ヨーロッパの有名メゾンから信頼され続ける素材と研磨のプロフェッショナル、フランス・ダロウ社の物語。
「ダロウ社」はスイスジュネーブに近く 山を二つ超えたフランス南東部セプトモンセルの山間部に存在します。
ダロウ家兄弟が1917年(大正4年)に創業した105年の歴史を持つダロウ社はなぜこんな山間部に存在しながら世界のブランドから信頼を得ているのでしょうか。
ファッションだけではない
フランス文化を支えるジェム「ダロウ・ストーン」
有史以来の天然宝石と人類とのかかわりの中で、中世から科学の発展に伴って憧れの宝石を人間の手で作り出そうとする挑戦が始まりました。1800年代の宝石は美しさや希少性、価格に対する憧れは勿論ですが、鉱物の特性、「強い色、高い屈折率、異常な硬度」は鉱物の「成分」と「結晶」という特性が持っている科学的な特性であり、古代から人類はその特性を生かして役立ててきました。
宝石の王様であったルビーの持つ憧れと科学特性は1800年代当時もっとも価値ある特性として注目され、合成研究はフランスやスイスの科学者がその中心になっていました。

課題 1
本文のうち、「ダロウ家兄弟が1917年(大」から「がその中心になっていました。」までの部分を、一字一句変えずに再掲してください。
課題 2
本文によれば、ダロウ社はフランスのどこに所在していますか。
課題 3
次の(a)〜(c)の各記述が本文の内容と合致するかどうか、「はい」または「いいえ」で答え、判断の根拠となる本文の語句をそのまま引用してください。
(a) 1800年代、ルビーの合成研究の中心となっていたのはフランスやスイスの科学者であった。
(b) ダロウ社はスイスのジュネーブ市内に所在している。
(c) 本文では、宝石の王様はサファイアであったとされている。

記録情報
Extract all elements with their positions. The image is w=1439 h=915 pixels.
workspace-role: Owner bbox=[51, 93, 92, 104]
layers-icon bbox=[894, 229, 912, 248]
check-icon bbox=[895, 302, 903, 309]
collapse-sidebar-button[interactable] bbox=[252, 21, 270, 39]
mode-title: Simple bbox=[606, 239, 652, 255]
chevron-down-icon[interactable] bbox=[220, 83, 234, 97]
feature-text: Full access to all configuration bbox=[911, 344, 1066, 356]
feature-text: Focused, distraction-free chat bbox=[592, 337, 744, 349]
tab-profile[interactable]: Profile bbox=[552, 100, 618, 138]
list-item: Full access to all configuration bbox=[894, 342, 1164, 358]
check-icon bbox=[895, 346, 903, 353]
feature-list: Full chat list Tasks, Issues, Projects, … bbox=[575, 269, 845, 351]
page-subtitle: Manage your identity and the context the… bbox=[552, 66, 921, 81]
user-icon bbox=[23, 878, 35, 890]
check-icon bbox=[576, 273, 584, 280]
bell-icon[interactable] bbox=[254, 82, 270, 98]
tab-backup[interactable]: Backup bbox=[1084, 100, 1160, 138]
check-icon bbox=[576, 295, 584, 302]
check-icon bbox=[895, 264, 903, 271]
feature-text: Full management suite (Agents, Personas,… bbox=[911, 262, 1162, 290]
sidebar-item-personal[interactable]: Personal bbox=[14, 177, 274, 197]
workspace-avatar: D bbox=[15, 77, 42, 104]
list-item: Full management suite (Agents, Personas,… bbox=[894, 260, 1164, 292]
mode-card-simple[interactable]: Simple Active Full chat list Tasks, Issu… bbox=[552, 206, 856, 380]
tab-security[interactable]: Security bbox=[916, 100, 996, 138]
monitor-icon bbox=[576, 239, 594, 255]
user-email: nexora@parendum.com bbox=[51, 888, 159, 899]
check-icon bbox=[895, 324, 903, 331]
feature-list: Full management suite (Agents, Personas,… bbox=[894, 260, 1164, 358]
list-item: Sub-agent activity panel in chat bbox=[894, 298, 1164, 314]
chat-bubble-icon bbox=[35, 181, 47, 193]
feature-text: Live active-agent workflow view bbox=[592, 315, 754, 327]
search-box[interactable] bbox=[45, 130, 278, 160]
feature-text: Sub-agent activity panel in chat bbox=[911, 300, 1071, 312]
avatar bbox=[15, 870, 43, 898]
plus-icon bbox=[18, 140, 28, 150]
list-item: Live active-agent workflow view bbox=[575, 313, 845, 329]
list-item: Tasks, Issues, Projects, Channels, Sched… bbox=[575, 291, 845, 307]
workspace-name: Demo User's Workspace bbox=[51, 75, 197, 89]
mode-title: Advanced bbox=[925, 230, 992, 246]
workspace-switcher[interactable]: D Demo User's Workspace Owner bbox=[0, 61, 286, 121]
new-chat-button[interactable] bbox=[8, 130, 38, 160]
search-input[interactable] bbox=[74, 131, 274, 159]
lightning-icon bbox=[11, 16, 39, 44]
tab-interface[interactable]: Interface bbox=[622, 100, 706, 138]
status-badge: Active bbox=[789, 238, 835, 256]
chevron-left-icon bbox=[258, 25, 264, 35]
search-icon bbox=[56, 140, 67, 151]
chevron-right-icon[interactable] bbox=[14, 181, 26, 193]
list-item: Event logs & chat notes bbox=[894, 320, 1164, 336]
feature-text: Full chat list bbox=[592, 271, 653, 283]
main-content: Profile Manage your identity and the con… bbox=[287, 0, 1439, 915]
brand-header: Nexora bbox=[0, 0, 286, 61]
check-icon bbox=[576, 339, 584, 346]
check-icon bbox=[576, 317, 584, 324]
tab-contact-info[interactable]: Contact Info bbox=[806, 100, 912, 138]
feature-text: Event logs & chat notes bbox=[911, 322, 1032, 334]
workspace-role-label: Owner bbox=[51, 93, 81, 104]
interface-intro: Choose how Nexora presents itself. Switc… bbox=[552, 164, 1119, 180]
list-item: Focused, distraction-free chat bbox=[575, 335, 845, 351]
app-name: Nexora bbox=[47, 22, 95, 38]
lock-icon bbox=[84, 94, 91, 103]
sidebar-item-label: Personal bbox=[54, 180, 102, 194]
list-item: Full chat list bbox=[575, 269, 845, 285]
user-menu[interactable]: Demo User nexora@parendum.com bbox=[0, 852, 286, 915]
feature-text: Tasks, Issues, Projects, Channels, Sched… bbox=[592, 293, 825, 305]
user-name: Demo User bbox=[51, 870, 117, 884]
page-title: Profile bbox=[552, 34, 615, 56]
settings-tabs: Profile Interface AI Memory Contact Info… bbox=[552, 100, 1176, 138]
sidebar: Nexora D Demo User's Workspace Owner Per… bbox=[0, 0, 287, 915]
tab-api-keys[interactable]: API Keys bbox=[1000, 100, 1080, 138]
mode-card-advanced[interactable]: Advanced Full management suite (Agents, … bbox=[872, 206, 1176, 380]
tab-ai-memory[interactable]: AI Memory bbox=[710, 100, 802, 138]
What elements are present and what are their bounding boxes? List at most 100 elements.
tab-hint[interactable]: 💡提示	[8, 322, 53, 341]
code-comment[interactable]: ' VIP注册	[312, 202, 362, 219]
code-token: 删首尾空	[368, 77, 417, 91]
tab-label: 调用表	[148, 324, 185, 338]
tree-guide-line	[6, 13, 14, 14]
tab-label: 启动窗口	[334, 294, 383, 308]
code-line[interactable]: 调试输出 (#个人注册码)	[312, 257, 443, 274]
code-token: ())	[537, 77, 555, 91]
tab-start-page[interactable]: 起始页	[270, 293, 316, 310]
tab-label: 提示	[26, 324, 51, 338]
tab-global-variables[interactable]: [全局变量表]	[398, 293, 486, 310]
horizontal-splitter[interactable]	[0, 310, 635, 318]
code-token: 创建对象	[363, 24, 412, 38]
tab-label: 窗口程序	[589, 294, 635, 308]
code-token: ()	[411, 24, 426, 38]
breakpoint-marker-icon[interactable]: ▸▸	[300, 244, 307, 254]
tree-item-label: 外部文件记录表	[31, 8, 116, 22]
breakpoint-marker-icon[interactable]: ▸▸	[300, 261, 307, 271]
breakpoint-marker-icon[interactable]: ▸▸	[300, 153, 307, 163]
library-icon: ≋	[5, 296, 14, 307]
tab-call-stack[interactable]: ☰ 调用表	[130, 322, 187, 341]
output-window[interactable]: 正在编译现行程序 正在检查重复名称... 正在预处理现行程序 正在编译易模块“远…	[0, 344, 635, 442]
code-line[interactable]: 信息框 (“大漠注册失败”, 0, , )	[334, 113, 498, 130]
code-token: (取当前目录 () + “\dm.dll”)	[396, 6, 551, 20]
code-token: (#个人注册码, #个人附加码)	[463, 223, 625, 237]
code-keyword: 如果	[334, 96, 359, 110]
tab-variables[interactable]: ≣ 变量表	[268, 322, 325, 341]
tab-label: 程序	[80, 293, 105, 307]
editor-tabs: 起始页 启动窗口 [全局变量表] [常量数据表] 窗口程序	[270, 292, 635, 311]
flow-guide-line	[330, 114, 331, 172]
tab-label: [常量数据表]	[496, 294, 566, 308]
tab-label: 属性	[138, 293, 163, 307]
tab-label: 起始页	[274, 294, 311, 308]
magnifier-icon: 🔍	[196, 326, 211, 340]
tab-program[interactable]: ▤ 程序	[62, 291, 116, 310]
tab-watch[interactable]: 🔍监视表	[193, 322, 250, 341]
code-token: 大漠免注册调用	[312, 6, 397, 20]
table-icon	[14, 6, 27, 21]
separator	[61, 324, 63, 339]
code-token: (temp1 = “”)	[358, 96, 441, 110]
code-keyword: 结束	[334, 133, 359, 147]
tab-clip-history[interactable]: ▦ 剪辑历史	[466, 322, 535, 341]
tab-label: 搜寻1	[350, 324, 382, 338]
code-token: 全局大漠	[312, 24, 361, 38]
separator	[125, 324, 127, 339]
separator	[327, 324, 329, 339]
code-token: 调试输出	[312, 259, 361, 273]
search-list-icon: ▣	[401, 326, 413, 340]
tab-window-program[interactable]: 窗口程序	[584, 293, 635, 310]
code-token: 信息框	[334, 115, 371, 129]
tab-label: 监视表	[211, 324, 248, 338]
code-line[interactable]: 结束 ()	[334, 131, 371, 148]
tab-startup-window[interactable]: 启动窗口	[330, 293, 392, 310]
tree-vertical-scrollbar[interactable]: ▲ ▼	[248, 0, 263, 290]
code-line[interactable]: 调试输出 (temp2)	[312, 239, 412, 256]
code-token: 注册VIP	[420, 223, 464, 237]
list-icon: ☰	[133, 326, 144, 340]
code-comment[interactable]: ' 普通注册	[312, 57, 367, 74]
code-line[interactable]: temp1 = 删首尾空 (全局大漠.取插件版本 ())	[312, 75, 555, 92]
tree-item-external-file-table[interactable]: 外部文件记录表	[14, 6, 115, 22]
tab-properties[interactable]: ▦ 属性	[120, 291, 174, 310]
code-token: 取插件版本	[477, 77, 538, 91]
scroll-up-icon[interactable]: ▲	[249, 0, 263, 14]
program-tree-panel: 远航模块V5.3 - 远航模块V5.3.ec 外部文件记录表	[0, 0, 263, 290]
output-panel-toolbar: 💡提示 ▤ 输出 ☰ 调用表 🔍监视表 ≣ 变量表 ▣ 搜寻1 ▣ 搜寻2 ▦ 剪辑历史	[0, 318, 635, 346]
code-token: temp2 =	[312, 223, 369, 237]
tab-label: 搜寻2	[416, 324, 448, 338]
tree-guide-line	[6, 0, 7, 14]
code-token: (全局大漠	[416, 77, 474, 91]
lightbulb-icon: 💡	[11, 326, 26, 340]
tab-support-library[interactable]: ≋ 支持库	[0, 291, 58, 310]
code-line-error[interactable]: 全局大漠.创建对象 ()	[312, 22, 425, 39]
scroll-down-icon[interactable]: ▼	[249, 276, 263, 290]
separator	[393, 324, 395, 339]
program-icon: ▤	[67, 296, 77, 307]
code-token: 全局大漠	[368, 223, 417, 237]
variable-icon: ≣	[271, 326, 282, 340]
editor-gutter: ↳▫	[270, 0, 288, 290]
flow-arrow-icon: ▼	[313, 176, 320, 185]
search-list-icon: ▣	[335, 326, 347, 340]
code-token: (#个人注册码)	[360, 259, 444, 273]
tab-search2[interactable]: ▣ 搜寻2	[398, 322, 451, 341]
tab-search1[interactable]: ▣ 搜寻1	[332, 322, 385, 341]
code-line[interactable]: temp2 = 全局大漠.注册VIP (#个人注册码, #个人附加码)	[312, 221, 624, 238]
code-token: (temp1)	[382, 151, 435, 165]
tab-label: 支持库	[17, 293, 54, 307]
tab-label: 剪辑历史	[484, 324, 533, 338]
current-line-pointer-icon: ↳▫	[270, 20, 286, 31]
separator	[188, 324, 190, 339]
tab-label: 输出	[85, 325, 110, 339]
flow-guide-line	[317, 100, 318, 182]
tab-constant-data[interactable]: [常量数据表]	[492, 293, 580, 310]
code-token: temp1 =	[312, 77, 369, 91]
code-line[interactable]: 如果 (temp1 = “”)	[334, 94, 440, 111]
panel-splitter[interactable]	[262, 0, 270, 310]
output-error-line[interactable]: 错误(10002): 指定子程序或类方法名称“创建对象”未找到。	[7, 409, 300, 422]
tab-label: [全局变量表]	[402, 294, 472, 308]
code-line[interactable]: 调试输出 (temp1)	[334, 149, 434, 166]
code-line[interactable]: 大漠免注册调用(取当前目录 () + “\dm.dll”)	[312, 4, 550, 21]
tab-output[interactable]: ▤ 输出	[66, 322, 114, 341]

解答例 1
ダロウ家兄弟が1917年(大正4年)に創業した105年の歴史を持つダロウ社はなぜこんな山間部に存在しながら世界のブランドから信頼を得ているのでしょうか。
ファッションだけではない
フランス文化を支えるジェム「ダロウ・ストーン」
有史以来の天然宝石と人類とのかかわりの中で、中世から科学の発展に伴って憧れの宝石を人間の手で作り出そうとする挑戦が始まりました。1800年代の宝石は美しさや希少性、価格に対する憧れは勿論ですが、鉱物の特性、「強い色、高い屈折率、異常な硬度」は鉱物の「成分」と「結晶」という特性が持っている科学的な特性であり、古代から人類はその特性を生かして役立ててきました。
宝石の王様であったルビーの持つ憧れと科学特性は1800年代当時もっとも価値ある特性として注目され、合成研究はフランスやスイスの科学者がその中心になっていました。

解答例 2
フランス南東部セプトモンセルの山間部です。

解答例 3
(a) はい。「合成研究はフランスやスイスの科学者がその中心になっていました」
(b) いいえ。「山を二つ超えたフランス南東部セプトモンセルの山間部に存在します」
(c) いいえ。「宝石の王様であったルビー」